#### [WHAT IS BEING ASKED]
Copy out all lines that hold "memberikan".

#### [SUPPLIED MATERIAL]

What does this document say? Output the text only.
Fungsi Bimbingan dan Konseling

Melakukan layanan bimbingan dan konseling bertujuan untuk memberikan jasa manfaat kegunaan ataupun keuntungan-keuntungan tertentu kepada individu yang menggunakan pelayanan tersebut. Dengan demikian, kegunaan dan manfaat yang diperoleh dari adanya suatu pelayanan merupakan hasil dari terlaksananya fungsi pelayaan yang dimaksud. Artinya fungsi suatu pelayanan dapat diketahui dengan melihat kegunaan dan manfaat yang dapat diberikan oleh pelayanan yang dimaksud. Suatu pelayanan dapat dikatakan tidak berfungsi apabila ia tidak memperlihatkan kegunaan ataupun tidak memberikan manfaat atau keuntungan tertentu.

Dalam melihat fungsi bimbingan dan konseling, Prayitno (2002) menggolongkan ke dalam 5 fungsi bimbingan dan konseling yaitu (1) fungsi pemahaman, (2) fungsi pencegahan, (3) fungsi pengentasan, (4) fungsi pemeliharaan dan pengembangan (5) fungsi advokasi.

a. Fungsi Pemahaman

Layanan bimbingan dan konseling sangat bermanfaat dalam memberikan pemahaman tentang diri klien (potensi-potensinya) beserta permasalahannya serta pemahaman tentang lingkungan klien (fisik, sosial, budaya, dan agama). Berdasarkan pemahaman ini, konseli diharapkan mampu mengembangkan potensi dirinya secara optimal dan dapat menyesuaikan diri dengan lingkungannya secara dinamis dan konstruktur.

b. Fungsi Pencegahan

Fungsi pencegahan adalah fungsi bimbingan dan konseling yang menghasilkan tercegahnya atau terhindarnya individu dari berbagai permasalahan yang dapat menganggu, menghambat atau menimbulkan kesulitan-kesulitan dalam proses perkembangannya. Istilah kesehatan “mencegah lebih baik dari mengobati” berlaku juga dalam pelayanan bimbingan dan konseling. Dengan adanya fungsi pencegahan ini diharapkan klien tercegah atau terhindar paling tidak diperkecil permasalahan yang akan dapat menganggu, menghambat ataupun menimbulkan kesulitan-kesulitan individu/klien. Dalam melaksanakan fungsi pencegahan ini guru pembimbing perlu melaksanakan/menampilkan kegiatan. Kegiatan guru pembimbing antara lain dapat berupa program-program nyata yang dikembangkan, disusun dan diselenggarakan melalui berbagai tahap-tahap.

#### [THE COMPLETED TASK]
Melakukan layanan bimbingan dan konseling bertujuan untuk memberikan jasa manfaat kegunaan ataupun keuntungan-keuntungan tertentu kepada individu yang menggunakan pelayanan tersebut. Dengan demikian, kegunaan dan manfaat yang diperoleh dari adanya suatu pelayanan merupakan hasil dari terlaksananya fungsi pelayaan yang dimaksud. Artinya fungsi suatu pelayanan dapat diketahui dengan melihat kegunaan dan manfaat yang dapat diberikan oleh pelayanan yang dimaksud. Suatu pelayanan dapat dikatakan tidak berfungsi apabila ia tidak memperlihatkan kegunaan ataupun tidak memberikan manfaat atau keuntungan tertentu.
Layanan bimbingan dan konseling sangat bermanfaat dalam memberikan pemahaman tentang diri klien (potensi-potensinya) beserta permasalahannya serta pemahaman tentang lingkungan klien (fisik, sosial, budaya, dan agama). Berdasarkan pemahaman ini, konseli diharapkan mampu mengembangkan potensi dirinya secara optimal dan dapat menyesuaikan diri dengan lingkungannya secara dinamis dan konstruktur.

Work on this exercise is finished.